» **TASK INSTRUCTIONS**
Transcribe the records below exactly, leaving out any pictures.

____________________

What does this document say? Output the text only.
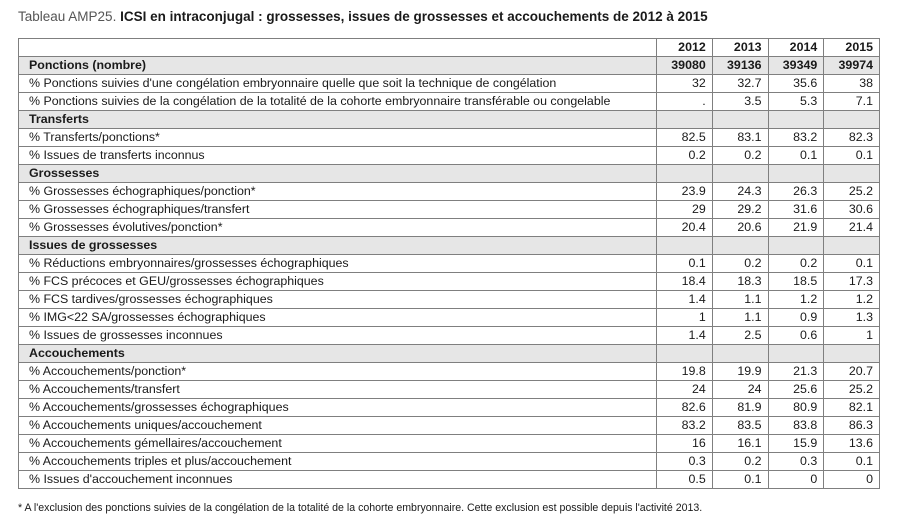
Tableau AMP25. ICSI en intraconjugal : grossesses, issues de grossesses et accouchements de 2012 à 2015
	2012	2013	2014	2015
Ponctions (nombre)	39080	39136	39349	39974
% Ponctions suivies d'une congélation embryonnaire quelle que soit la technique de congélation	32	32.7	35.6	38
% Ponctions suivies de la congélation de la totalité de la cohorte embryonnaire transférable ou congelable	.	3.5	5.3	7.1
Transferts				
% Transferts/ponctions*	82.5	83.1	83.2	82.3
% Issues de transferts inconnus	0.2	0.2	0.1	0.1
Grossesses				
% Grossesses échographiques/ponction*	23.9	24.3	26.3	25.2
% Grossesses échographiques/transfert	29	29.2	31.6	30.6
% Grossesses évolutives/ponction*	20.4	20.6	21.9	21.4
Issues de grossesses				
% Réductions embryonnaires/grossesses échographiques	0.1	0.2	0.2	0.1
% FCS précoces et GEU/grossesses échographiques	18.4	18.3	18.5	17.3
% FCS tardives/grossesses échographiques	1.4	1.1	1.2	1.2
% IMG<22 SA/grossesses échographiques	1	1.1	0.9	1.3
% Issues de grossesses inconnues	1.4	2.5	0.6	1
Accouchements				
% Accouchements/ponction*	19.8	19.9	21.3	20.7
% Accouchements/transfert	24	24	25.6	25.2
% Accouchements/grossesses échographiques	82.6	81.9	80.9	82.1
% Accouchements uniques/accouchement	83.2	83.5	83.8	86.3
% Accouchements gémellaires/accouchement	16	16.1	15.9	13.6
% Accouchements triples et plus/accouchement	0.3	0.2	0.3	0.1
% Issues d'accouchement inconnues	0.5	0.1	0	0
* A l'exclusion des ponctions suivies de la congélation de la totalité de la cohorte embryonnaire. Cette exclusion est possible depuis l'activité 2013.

____________________

» **RESPONSE TO THIS EXERCISE**
What does this document say? Output the text only.
Tableau AMP25. ICSI en intraconjugal : grossesses, issues de grossesses et accouchements de 2012 à 2015
	2012	2013	2014	2015
Ponctions (nombre)	39080	39136	39349	39974
% Ponctions suivies d'une congélation embryonnaire quelle que soit la technique de congélation	32	32.7	35.6	38
% Ponctions suivies de la congélation de la totalité de la cohorte embryonnaire transférable ou congelable	.	3.5	5.3	7.1
Transferts				
% Transferts/ponctions*	82.5	83.1	83.2	82.3
% Issues de transferts inconnus	0.2	0.2	0.1	0.1
Grossesses				
% Grossesses échographiques/ponction*	23.9	24.3	26.3	25.2
% Grossesses échographiques/transfert	29	29.2	31.6	30.6
% Grossesses évolutives/ponction*	20.4	20.6	21.9	21.4
Issues de grossesses				
% Réductions embryonnaires/grossesses échographiques	0.1	0.2	0.2	0.1
% FCS précoces et GEU/grossesses échographiques	18.4	18.3	18.5	17.3
% FCS tardives/grossesses échographiques	1.4	1.1	1.2	1.2
% IMG<22 SA/grossesses échographiques	1	1.1	0.9	1.3
% Issues de grossesses inconnues	1.4	2.5	0.6	1
Accouchements				
% Accouchements/ponction*	19.8	19.9	21.3	20.7
% Accouchements/transfert	24	24	25.6	25.2
% Accouchements/grossesses échographiques	82.6	81.9	80.9	82.1
% Accouchements uniques/accouchement	83.2	83.5	83.8	86.3
% Accouchements gémellaires/accouchement	16	16.1	15.9	13.6
% Accouchements triples et plus/accouchement	0.3	0.2	0.3	0.1
% Issues d'accouchement inconnues	0.5	0.1	0	0
* A l'exclusion des ponctions suivies de la congélation de la totalité de la cohorte embryonnaire. Cette exclusion est possible depuis l'activité 2013.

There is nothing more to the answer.